* PROBLEM
Replace every "y-tick-label" with "y-axis-label" in the entries from the line containing "bar-con-armas: [184, 666, 213, 741]" through the line containing "y-tick-label: 30: [15, 300, 34, 319]", inclusive. Output only those lines, changing nothing else.

Start PROVIDED DATA

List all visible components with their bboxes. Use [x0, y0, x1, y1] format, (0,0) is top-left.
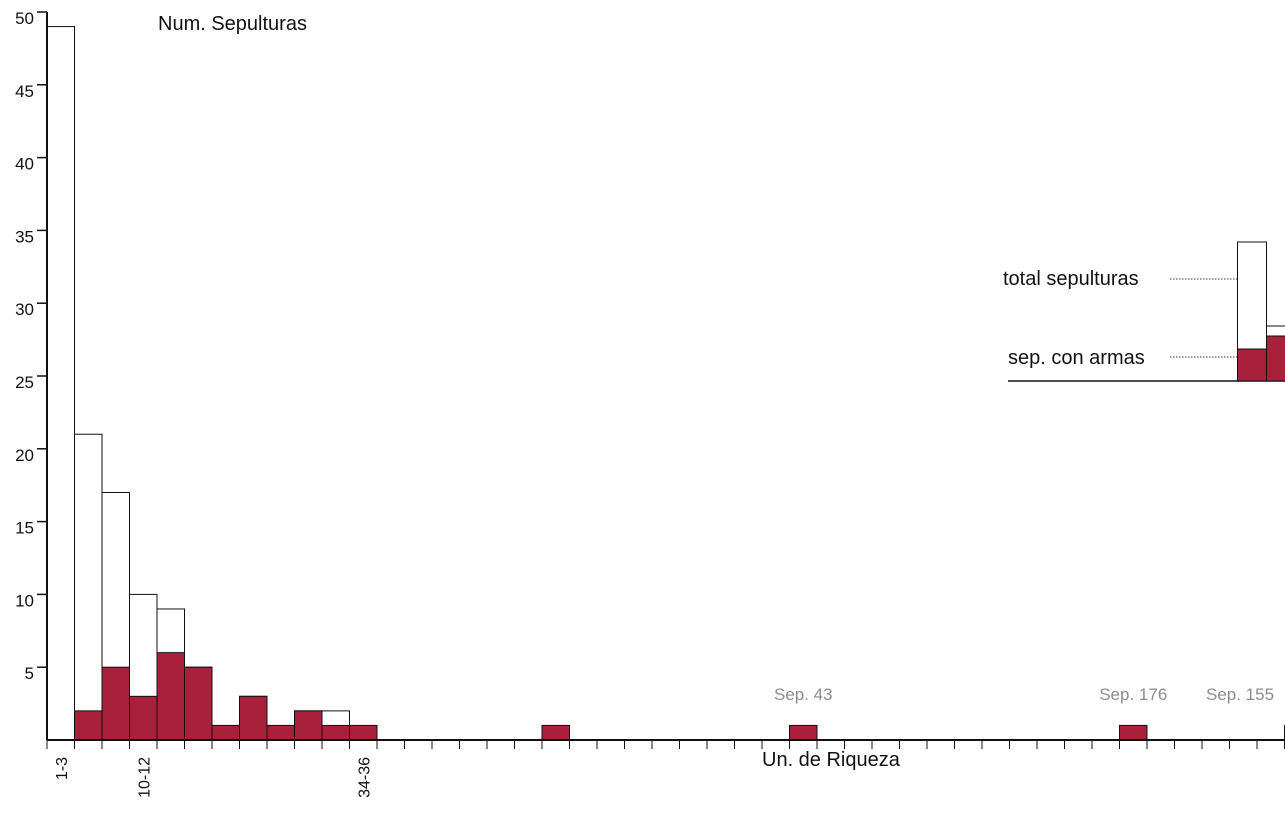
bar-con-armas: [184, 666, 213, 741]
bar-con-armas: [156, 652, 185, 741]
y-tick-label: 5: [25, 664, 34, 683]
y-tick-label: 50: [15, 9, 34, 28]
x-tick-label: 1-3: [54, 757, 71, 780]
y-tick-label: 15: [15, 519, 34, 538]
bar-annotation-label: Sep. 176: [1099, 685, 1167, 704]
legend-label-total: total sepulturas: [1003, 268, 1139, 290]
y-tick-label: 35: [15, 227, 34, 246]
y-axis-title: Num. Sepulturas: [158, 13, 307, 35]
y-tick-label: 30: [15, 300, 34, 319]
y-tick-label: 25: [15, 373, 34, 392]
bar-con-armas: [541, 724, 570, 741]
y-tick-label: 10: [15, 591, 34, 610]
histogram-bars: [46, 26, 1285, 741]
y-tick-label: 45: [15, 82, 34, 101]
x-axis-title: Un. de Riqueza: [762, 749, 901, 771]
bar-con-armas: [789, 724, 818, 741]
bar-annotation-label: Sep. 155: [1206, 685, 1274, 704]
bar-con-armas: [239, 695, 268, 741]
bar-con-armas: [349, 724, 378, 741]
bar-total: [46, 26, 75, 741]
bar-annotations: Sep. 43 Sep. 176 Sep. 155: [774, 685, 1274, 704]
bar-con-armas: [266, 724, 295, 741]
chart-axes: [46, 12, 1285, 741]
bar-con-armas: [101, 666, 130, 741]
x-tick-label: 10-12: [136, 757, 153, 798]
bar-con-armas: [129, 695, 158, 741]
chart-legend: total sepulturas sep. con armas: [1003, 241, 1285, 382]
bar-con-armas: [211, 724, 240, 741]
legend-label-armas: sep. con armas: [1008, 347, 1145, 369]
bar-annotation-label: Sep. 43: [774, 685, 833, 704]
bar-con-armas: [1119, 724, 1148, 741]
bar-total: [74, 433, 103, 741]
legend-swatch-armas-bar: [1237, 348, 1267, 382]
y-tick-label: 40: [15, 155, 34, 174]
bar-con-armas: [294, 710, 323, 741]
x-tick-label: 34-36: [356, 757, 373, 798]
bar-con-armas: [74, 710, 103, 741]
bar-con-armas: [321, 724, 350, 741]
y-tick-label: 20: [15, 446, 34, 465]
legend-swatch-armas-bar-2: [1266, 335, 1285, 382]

End PROVIDED DATA

* OUTPUT OF THE EXERCISE
bar-con-armas: [184, 666, 213, 741]
bar-con-armas: [156, 652, 185, 741]
y-axis-label: 5: [25, 664, 34, 683]
y-axis-label: 50: [15, 9, 34, 28]
x-tick-label: 1-3: [54, 757, 71, 780]
y-axis-label: 15: [15, 519, 34, 538]
bar-annotation-label: Sep. 176: [1099, 685, 1167, 704]
legend-label-total: total sepulturas: [1003, 268, 1139, 290]
y-axis-label: 35: [15, 227, 34, 246]
y-axis-title: Num. Sepulturas: [158, 13, 307, 35]
y-axis-label: 30: [15, 300, 34, 319]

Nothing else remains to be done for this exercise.